++++ Exercise data

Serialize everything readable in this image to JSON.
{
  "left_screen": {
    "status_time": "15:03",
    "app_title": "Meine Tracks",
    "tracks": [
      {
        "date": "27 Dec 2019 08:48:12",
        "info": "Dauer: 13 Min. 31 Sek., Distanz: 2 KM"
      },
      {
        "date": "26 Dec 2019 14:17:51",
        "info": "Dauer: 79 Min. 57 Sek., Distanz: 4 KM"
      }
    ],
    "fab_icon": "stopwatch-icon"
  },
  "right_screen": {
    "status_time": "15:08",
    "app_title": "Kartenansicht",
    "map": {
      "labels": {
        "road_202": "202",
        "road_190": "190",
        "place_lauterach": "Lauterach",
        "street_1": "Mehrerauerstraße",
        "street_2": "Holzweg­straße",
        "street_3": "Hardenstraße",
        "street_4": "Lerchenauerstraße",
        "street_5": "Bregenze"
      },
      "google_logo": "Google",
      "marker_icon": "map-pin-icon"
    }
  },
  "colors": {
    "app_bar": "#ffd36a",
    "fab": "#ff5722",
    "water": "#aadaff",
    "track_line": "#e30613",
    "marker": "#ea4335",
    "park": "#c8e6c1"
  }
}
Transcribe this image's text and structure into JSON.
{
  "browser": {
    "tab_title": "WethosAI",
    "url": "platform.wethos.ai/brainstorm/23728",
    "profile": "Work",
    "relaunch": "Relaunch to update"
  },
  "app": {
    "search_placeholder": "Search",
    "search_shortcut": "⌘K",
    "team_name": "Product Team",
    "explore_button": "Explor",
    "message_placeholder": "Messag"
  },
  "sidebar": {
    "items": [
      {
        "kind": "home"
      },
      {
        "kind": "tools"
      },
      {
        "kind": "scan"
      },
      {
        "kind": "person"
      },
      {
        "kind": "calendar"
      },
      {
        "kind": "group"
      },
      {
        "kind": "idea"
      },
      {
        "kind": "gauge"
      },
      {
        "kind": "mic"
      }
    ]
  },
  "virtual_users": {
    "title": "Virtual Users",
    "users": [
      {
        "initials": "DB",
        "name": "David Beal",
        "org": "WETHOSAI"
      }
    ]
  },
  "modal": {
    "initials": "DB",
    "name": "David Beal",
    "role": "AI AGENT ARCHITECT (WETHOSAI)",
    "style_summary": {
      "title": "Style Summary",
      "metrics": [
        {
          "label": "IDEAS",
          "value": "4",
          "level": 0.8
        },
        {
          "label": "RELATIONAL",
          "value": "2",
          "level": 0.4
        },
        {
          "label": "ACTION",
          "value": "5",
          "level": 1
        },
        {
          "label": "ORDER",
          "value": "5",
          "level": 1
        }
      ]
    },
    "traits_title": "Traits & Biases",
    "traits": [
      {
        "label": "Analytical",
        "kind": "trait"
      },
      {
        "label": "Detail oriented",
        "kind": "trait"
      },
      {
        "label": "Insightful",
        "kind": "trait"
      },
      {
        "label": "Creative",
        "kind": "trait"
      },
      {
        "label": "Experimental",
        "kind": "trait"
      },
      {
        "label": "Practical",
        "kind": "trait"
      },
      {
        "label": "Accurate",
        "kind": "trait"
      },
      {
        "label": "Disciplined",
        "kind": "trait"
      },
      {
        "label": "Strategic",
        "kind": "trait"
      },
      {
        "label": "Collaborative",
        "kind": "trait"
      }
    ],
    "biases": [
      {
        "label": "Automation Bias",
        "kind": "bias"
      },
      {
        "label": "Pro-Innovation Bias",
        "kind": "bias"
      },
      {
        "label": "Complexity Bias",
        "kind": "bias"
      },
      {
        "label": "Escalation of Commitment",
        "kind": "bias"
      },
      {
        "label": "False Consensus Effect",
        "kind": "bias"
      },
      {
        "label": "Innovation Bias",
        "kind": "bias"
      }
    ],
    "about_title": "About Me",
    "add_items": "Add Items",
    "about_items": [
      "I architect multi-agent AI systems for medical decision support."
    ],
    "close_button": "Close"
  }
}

++++++++

Exercise =>
Output an exact copy of each record.

Exercise solution =>
Serialize everything readable in this image to JSON.
{
  "left_screen": {
    "status_time": "15:03",
    "app_title": "Meine Tracks",
    "tracks": [
      {
        "date": "27 Dec 2019 08:48:12",
        "info": "Dauer: 13 Min. 31 Sek., Distanz: 2 KM"
      },
      {
        "date": "26 Dec 2019 14:17:51",
        "info": "Dauer: 79 Min. 57 Sek., Distanz: 4 KM"
      }
    ],
    "fab_icon": "stopwatch-icon"
  },
  "right_screen": {
    "status_time": "15:08",
    "app_title": "Kartenansicht",
    "map": {
      "labels": {
        "road_202": "202",
        "road_190": "190",
        "place_lauterach": "Lauterach",
        "street_1": "Mehrerauerstraße",
        "street_2": "Holzweg­straße",
        "street_3": "Hardenstraße",
        "street_4": "Lerchenauerstraße",
        "street_5": "Bregenze"
      },
      "google_logo": "Google",
      "marker_icon": "map-pin-icon"
    }
  },
  "colors": {
    "app_bar": "#ffd36a",
    "fab": "#ff5722",
    "water": "#aadaff",
    "track_line": "#e30613",
    "marker": "#ea4335",
    "park": "#c8e6c1"
  }
}
Transcribe this image's text and structure into JSON.
{
  "browser": {
    "tab_title": "WethosAI",
    "url": "platform.wethos.ai/brainstorm/23728",
    "profile": "Work",
    "relaunch": "Relaunch to update"
  },
  "app": {
    "search_placeholder": "Search",
    "search_shortcut": "⌘K",
    "team_name": "Product Team",
    "explore_button": "Explor",
    "message_placeholder": "Messag"
  },
  "sidebar": {
    "items": [
      {
        "kind": "home"
      },
      {
        "kind": "tools"
      },
      {
        "kind": "scan"
      },
      {
        "kind": "person"
      },
      {
        "kind": "calendar"
      },
      {
        "kind": "group"
      },
      {
        "kind": "idea"
      },
      {
        "kind": "gauge"
      },
      {
        "kind": "mic"
      }
    ]
  },
  "virtual_users": {
    "title": "Virtual Users",
    "users": [
      {
        "initials": "DB",
        "name": "David Beal",
        "org": "WETHOSAI"
      }
    ]
  },
  "modal": {
    "initials": "DB",
    "name": "David Beal",
    "role": "AI AGENT ARCHITECT (WETHOSAI)",
    "style_summary": {
      "title": "Style Summary",
      "metrics": [
        {
          "label": "IDEAS",
          "value": "4",
          "level": 0.8
        },
        {
          "label": "RELATIONAL",
          "value": "2",
          "level": 0.4
        },
        {
          "label": "ACTION",
          "value": "5",
          "level": 1
        },
        {
          "label": "ORDER",
          "value": "5",
          "level": 1
        }
      ]
    },
    "traits_title": "Traits & Biases",
    "traits": [
      {
        "label": "Analytical",
        "kind": "trait"
      },
      {
        "label": "Detail oriented",
        "kind": "trait"
      },
      {
        "label": "Insightful",
        "kind": "trait"
      },
      {
        "label": "Creative",
        "kind": "trait"
      },
      {
        "label": "Experimental",
        "kind": "trait"
      },
      {
        "label": "Practical",
        "kind": "trait"
      },
      {
        "label": "Accurate",
        "kind": "trait"
      },
      {
        "label": "Disciplined",
        "kind": "trait"
      },
      {
        "label": "Strategic",
        "kind": "trait"
      },
      {
        "label": "Collaborative",
        "kind": "trait"
      }
    ],
    "biases": [
      {
        "label": "Automation Bias",
        "kind": "bias"
      },
      {
        "label": "Pro-Innovation Bias",
        "kind": "bias"
      },
      {
        "label": "Complexity Bias",
        "kind": "bias"
      },
      {
        "label": "Escalation of Commitment",
        "kind": "bias"
      },
      {
        "label": "False Consensus Effect",
        "kind": "bias"
      },
      {
        "label": "Innovation Bias",
        "kind": "bias"
      }
    ],
    "about_title": "About Me",
    "add_items": "Add Items",
    "about_items": [
      "I architect multi-agent AI systems for medical decision support."
    ],
    "close_button": "Close"
  }
}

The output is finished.